# [What is being asked]
Write out all of the records precisely. Skip anything that is a picture.

# [Data lines]
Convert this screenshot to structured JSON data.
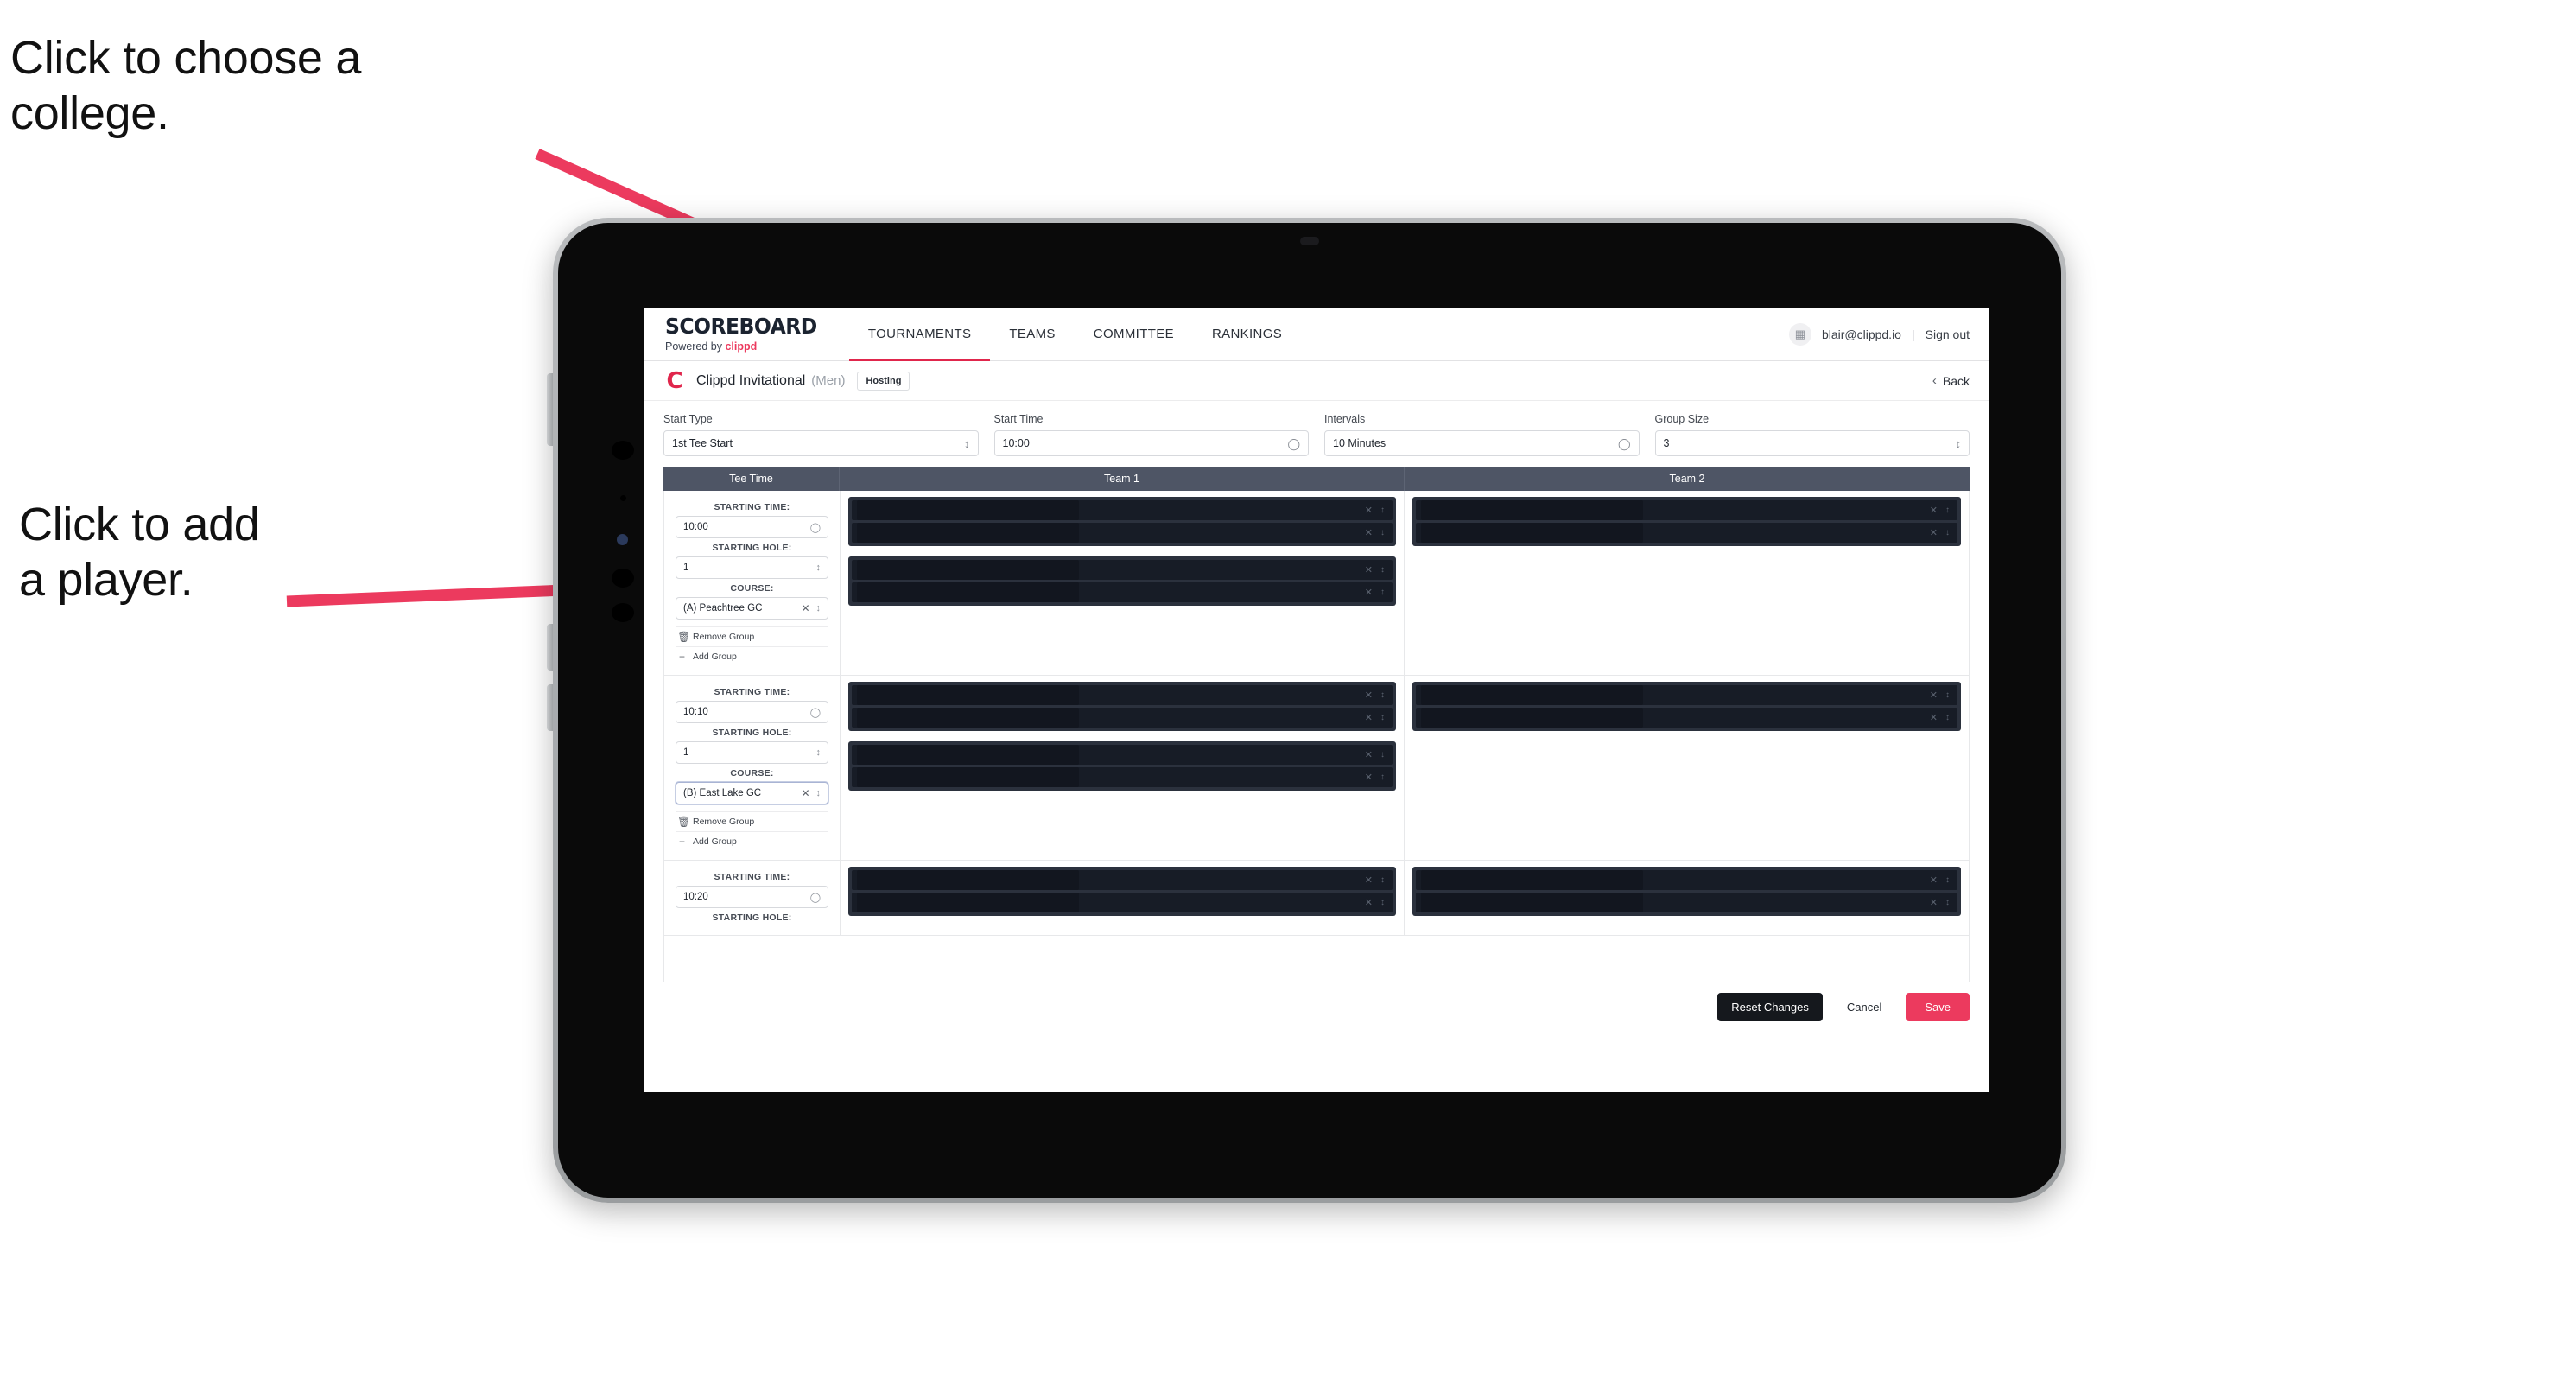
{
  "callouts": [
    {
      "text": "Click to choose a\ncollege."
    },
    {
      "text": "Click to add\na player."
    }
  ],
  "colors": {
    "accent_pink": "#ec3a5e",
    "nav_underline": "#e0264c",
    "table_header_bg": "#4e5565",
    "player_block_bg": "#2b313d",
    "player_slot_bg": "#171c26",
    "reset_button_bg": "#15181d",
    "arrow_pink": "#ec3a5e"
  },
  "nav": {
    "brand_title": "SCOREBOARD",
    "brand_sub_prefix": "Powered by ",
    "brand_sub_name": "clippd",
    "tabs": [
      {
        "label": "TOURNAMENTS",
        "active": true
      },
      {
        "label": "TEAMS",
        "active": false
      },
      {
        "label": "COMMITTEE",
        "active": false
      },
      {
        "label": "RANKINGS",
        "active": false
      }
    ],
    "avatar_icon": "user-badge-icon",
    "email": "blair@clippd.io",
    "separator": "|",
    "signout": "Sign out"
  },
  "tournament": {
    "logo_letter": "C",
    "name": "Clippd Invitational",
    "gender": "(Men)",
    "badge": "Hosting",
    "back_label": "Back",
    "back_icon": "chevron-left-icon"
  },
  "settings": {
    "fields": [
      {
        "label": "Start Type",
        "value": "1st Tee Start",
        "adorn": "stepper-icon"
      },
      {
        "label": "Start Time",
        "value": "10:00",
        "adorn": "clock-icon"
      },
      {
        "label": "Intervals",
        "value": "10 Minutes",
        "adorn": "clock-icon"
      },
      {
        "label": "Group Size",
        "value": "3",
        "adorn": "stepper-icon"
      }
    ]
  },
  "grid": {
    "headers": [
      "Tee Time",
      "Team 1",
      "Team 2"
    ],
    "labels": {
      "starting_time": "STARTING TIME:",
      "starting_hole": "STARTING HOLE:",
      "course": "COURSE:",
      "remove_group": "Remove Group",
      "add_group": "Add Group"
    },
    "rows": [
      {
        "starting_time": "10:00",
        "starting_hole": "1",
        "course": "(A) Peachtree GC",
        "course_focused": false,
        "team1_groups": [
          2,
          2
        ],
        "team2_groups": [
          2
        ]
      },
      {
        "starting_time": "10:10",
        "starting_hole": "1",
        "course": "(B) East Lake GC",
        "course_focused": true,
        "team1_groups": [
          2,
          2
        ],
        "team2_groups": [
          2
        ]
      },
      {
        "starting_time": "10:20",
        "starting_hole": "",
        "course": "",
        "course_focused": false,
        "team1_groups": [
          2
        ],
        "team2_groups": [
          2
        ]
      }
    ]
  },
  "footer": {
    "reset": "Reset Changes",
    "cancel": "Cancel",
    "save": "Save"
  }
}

# [Result below]
Convert this screenshot to structured JSON data.
{
  "callouts": [
    {
      "text": "Click to choose a\ncollege."
    },
    {
      "text": "Click to add\na player."
    }
  ],
  "colors": {
    "accent_pink": "#ec3a5e",
    "nav_underline": "#e0264c",
    "table_header_bg": "#4e5565",
    "player_block_bg": "#2b313d",
    "player_slot_bg": "#171c26",
    "reset_button_bg": "#15181d",
    "arrow_pink": "#ec3a5e"
  },
  "nav": {
    "brand_title": "SCOREBOARD",
    "brand_sub_prefix": "Powered by ",
    "brand_sub_name": "clippd",
    "tabs": [
      {
        "label": "TOURNAMENTS",
        "active": true
      },
      {
        "label": "TEAMS",
        "active": false
      },
      {
        "label": "COMMITTEE",
        "active": false
      },
      {
        "label": "RANKINGS",
        "active": false
      }
    ],
    "avatar_icon": "user-badge-icon",
    "email": "blair@clippd.io",
    "separator": "|",
    "signout": "Sign out"
  },
  "tournament": {
    "logo_letter": "C",
    "name": "Clippd Invitational",
    "gender": "(Men)",
    "badge": "Hosting",
    "back_label": "Back",
    "back_icon": "chevron-left-icon"
  },
  "settings": {
    "fields": [
      {
        "label": "Start Type",
        "value": "1st Tee Start",
        "adorn": "stepper-icon"
      },
      {
        "label": "Start Time",
        "value": "10:00",
        "adorn": "clock-icon"
      },
      {
        "label": "Intervals",
        "value": "10 Minutes",
        "adorn": "clock-icon"
      },
      {
        "label": "Group Size",
        "value": "3",
        "adorn": "stepper-icon"
      }
    ]
  },
  "grid": {
    "headers": [
      "Tee Time",
      "Team 1",
      "Team 2"
    ],
    "labels": {
      "starting_time": "STARTING TIME:",
      "starting_hole": "STARTING HOLE:",
      "course": "COURSE:",
      "remove_group": "Remove Group",
      "add_group": "Add Group"
    },
    "rows": [
      {
        "starting_time": "10:00",
        "starting_hole": "1",
        "course": "(A) Peachtree GC",
        "course_focused": false,
        "team1_groups": [
          2,
          2
        ],
        "team2_groups": [
          2
        ]
      },
      {
        "starting_time": "10:10",
        "starting_hole": "1",
        "course": "(B) East Lake GC",
        "course_focused": true,
        "team1_groups": [
          2,
          2
        ],
        "team2_groups": [
          2
        ]
      },
      {
        "starting_time": "10:20",
        "starting_hole": "",
        "course": "",
        "course_focused": false,
        "team1_groups": [
          2
        ],
        "team2_groups": [
          2
        ]
      }
    ]
  },
  "footer": {
    "reset": "Reset Changes",
    "cancel": "Cancel",
    "save": "Save"
  }
}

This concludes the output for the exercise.